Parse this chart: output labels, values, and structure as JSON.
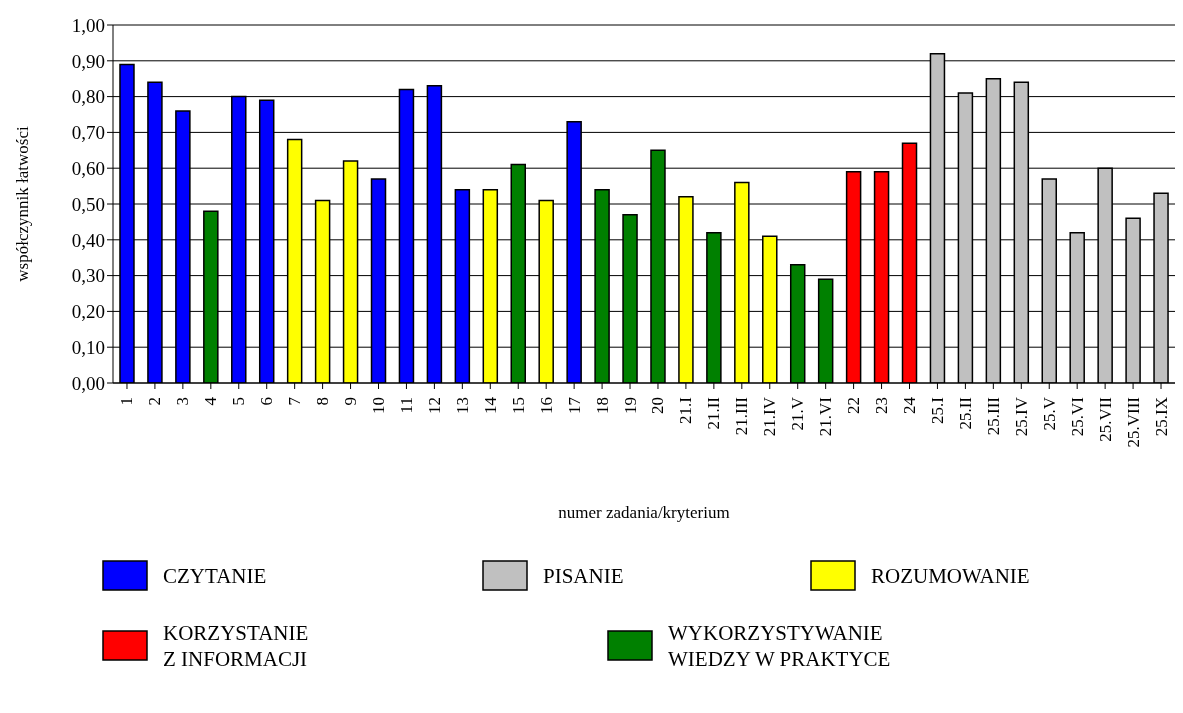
{
  "chart_data": {
    "type": "bar",
    "stacked": true,
    "xlabel": "numer zadania/kryterium",
    "ylabel": "współczynnik łatwości",
    "categories": [
      "1",
      "2",
      "3",
      "4",
      "5",
      "6",
      "7",
      "8",
      "9",
      "10",
      "11",
      "12",
      "13",
      "14",
      "15",
      "16",
      "17",
      "18",
      "19",
      "20",
      "21.I",
      "21.II",
      "21.III",
      "21.IV",
      "21.V",
      "21.VI",
      "22",
      "23",
      "24",
      "25.I",
      "25.II",
      "25.III",
      "25.IV",
      "25.V",
      "25.VI",
      "25.VII",
      "25.VIII",
      "25.IX"
    ],
    "series": [
      {
        "name": "CZYTANIE",
        "color": "#0000ff",
        "values": [
          0.89,
          0.84,
          0.76,
          null,
          0.8,
          0.79,
          null,
          null,
          null,
          0.57,
          0.82,
          0.83,
          0.54,
          null,
          null,
          null,
          0.73,
          null,
          null,
          null,
          null,
          null,
          null,
          null,
          null,
          null,
          null,
          null,
          null,
          null,
          null,
          null,
          null,
          null,
          null,
          null,
          null,
          null
        ]
      },
      {
        "name": "PISANIE",
        "color": "#c0c0c0",
        "values": [
          null,
          null,
          null,
          null,
          null,
          null,
          null,
          null,
          null,
          null,
          null,
          null,
          null,
          null,
          null,
          null,
          null,
          null,
          null,
          null,
          null,
          null,
          null,
          null,
          null,
          null,
          null,
          null,
          null,
          0.92,
          0.81,
          0.85,
          0.84,
          0.57,
          0.42,
          0.6,
          0.46,
          0.53
        ]
      },
      {
        "name": "ROZUMOWANIE",
        "color": "#ffff00",
        "values": [
          null,
          null,
          null,
          null,
          null,
          null,
          0.68,
          0.51,
          0.62,
          null,
          null,
          null,
          null,
          0.54,
          null,
          0.51,
          null,
          null,
          null,
          null,
          0.52,
          null,
          0.56,
          0.41,
          null,
          null,
          null,
          null,
          null,
          null,
          null,
          null,
          null,
          null,
          null,
          null,
          null,
          null
        ]
      },
      {
        "name": "KORZYSTANIE\nZ INFORMACJI",
        "color": "#ff0000",
        "values": [
          null,
          null,
          null,
          null,
          null,
          null,
          null,
          null,
          null,
          null,
          null,
          null,
          null,
          null,
          null,
          null,
          null,
          null,
          null,
          null,
          null,
          null,
          null,
          null,
          null,
          null,
          0.59,
          0.59,
          0.67,
          null,
          null,
          null,
          null,
          null,
          null,
          null,
          null,
          null
        ]
      },
      {
        "name": "WYKORZYSTYWANIE\nWIEDZY W PRAKTYCE",
        "color": "#008000",
        "values": [
          null,
          null,
          null,
          0.48,
          null,
          null,
          null,
          null,
          null,
          null,
          null,
          null,
          null,
          null,
          0.61,
          null,
          null,
          0.54,
          0.47,
          0.65,
          null,
          0.42,
          null,
          null,
          0.33,
          0.29,
          null,
          null,
          null,
          null,
          null,
          null,
          null,
          null,
          null,
          null,
          null,
          null
        ]
      }
    ],
    "ylim": [
      0,
      1
    ],
    "yticks": [
      {
        "value": 0,
        "label": "0,00"
      },
      {
        "value": 0.1,
        "label": "0,10"
      },
      {
        "value": 0.2,
        "label": "0,20"
      },
      {
        "value": 0.3,
        "label": "0,30"
      },
      {
        "value": 0.4,
        "label": "0,40"
      },
      {
        "value": 0.5,
        "label": "0,50"
      },
      {
        "value": 0.6,
        "label": "0,60"
      },
      {
        "value": 0.7,
        "label": "0,70"
      },
      {
        "value": 0.8,
        "label": "0,80"
      },
      {
        "value": 0.9,
        "label": "0,90"
      },
      {
        "value": 1,
        "label": "1,00"
      }
    ],
    "grid": "y",
    "legend": "bottom"
  }
}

== == ==

Written task: Copy the material exactly. Do not include the pictures.

Full response:
Parse this chart: output labels, values, and structure as JSON.
{
  "chart_data": {
    "type": "bar",
    "stacked": true,
    "xlabel": "numer zadania/kryterium",
    "ylabel": "współczynnik łatwości",
    "categories": [
      "1",
      "2",
      "3",
      "4",
      "5",
      "6",
      "7",
      "8",
      "9",
      "10",
      "11",
      "12",
      "13",
      "14",
      "15",
      "16",
      "17",
      "18",
      "19",
      "20",
      "21.I",
      "21.II",
      "21.III",
      "21.IV",
      "21.V",
      "21.VI",
      "22",
      "23",
      "24",
      "25.I",
      "25.II",
      "25.III",
      "25.IV",
      "25.V",
      "25.VI",
      "25.VII",
      "25.VIII",
      "25.IX"
    ],
    "series": [
      {
        "name": "CZYTANIE",
        "color": "#0000ff",
        "values": [
          0.89,
          0.84,
          0.76,
          null,
          0.8,
          0.79,
          null,
          null,
          null,
          0.57,
          0.82,
          0.83,
          0.54,
          null,
          null,
          null,
          0.73,
          null,
          null,
          null,
          null,
          null,
          null,
          null,
          null,
          null,
          null,
          null,
          null,
          null,
          null,
          null,
          null,
          null,
          null,
          null,
          null,
          null
        ]
      },
      {
        "name": "PISANIE",
        "color": "#c0c0c0",
        "values": [
          null,
          null,
          null,
          null,
          null,
          null,
          null,
          null,
          null,
          null,
          null,
          null,
          null,
          null,
          null,
          null,
          null,
          null,
          null,
          null,
          null,
          null,
          null,
          null,
          null,
          null,
          null,
          null,
          null,
          0.92,
          0.81,
          0.85,
          0.84,
          0.57,
          0.42,
          0.6,
          0.46,
          0.53
        ]
      },
      {
        "name": "ROZUMOWANIE",
        "color": "#ffff00",
        "values": [
          null,
          null,
          null,
          null,
          null,
          null,
          0.68,
          0.51,
          0.62,
          null,
          null,
          null,
          null,
          0.54,
          null,
          0.51,
          null,
          null,
          null,
          null,
          0.52,
          null,
          0.56,
          0.41,
          null,
          null,
          null,
          null,
          null,
          null,
          null,
          null,
          null,
          null,
          null,
          null,
          null,
          null
        ]
      },
      {
        "name": "KORZYSTANIE\nZ INFORMACJI",
        "color": "#ff0000",
        "values": [
          null,
          null,
          null,
          null,
          null,
          null,
          null,
          null,
          null,
          null,
          null,
          null,
          null,
          null,
          null,
          null,
          null,
          null,
          null,
          null,
          null,
          null,
          null,
          null,
          null,
          null,
          0.59,
          0.59,
          0.67,
          null,
          null,
          null,
          null,
          null,
          null,
          null,
          null,
          null
        ]
      },
      {
        "name": "WYKORZYSTYWANIE\nWIEDZY W PRAKTYCE",
        "color": "#008000",
        "values": [
          null,
          null,
          null,
          0.48,
          null,
          null,
          null,
          null,
          null,
          null,
          null,
          null,
          null,
          null,
          0.61,
          null,
          null,
          0.54,
          0.47,
          0.65,
          null,
          0.42,
          null,
          null,
          0.33,
          0.29,
          null,
          null,
          null,
          null,
          null,
          null,
          null,
          null,
          null,
          null,
          null,
          null
        ]
      }
    ],
    "ylim": [
      0,
      1
    ],
    "yticks": [
      {
        "value": 0,
        "label": "0,00"
      },
      {
        "value": 0.1,
        "label": "0,10"
      },
      {
        "value": 0.2,
        "label": "0,20"
      },
      {
        "value": 0.3,
        "label": "0,30"
      },
      {
        "value": 0.4,
        "label": "0,40"
      },
      {
        "value": 0.5,
        "label": "0,50"
      },
      {
        "value": 0.6,
        "label": "0,60"
      },
      {
        "value": 0.7,
        "label": "0,70"
      },
      {
        "value": 0.8,
        "label": "0,80"
      },
      {
        "value": 0.9,
        "label": "0,90"
      },
      {
        "value": 1,
        "label": "1,00"
      }
    ],
    "grid": "y",
    "legend": "bottom"
  }
}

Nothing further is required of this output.